● **THE TASK**
From the entries that follow, extract each line holding the string "𝓜₁₀₀".

──────────────────────────────

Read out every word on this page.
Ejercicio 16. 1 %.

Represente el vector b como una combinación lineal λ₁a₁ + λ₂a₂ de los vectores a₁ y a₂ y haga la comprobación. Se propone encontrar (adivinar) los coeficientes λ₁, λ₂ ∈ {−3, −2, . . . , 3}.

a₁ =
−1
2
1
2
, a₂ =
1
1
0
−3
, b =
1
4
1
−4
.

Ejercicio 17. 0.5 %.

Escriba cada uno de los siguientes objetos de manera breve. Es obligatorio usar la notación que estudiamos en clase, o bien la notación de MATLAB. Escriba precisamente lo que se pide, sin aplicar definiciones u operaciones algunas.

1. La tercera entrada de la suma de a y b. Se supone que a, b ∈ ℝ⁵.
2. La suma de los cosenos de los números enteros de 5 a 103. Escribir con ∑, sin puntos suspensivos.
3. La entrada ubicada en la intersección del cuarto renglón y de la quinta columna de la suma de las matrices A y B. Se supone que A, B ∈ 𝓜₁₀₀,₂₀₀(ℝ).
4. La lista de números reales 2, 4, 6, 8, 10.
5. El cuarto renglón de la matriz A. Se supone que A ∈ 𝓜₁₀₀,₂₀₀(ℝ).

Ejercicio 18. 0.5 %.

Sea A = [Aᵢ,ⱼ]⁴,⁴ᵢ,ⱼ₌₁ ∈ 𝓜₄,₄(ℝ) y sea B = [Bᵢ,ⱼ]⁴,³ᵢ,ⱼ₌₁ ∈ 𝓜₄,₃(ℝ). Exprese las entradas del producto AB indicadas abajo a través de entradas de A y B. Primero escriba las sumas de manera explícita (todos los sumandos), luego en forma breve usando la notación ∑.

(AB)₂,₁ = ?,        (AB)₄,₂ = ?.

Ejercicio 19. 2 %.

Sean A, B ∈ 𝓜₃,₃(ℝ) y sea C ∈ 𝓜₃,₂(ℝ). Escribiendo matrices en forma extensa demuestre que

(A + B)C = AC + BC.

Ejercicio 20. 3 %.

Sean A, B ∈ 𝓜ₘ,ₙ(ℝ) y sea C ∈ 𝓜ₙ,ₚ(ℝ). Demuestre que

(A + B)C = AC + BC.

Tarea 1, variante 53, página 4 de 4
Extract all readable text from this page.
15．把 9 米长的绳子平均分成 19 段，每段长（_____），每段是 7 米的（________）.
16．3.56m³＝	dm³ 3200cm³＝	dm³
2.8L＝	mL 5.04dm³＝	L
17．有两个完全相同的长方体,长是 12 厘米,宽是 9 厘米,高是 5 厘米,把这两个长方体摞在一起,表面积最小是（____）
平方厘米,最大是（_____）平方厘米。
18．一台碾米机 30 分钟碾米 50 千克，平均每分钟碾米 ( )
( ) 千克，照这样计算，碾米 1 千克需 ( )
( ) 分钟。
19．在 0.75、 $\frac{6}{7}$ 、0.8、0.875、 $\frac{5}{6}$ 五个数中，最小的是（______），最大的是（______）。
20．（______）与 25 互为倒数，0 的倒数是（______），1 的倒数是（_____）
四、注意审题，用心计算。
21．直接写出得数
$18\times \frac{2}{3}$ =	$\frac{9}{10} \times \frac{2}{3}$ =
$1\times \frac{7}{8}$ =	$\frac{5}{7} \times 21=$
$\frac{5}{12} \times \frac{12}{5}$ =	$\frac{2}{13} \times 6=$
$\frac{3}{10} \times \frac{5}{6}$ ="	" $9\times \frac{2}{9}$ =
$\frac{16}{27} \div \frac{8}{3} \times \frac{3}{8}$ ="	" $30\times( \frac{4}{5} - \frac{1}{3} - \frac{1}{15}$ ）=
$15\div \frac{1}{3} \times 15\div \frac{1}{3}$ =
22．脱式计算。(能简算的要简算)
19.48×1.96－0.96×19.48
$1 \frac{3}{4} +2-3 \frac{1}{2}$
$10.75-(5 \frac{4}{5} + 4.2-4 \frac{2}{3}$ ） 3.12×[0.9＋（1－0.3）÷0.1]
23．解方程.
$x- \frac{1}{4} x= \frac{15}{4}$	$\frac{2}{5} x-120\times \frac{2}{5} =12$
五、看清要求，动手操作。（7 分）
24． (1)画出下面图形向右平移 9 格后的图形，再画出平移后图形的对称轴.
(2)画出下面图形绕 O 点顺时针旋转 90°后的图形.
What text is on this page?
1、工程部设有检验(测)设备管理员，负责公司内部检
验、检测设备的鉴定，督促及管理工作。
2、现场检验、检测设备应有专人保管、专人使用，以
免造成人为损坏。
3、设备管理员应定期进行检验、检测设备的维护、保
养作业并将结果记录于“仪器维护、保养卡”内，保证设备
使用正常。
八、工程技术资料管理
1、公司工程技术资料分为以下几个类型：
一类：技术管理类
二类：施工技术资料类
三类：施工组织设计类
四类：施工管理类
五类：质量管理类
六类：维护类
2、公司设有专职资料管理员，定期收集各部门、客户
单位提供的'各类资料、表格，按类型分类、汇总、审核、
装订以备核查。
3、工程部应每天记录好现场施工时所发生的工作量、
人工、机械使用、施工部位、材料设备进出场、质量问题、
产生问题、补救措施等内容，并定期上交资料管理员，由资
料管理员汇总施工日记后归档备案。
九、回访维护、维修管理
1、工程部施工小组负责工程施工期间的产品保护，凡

──────────────────────────────

● **FINISHED EXERCISE**
3. La entrada ubicada en la intersección del cuarto renglón y de la quinta columna de la suma de las matrices A y B. Se supone que A, B ∈ 𝓜₁₀₀,₂₀₀(ℝ).
5. El cuarto renglón de la matriz A. Se supone que A ∈ 𝓜₁₀₀,₂₀₀(ℝ).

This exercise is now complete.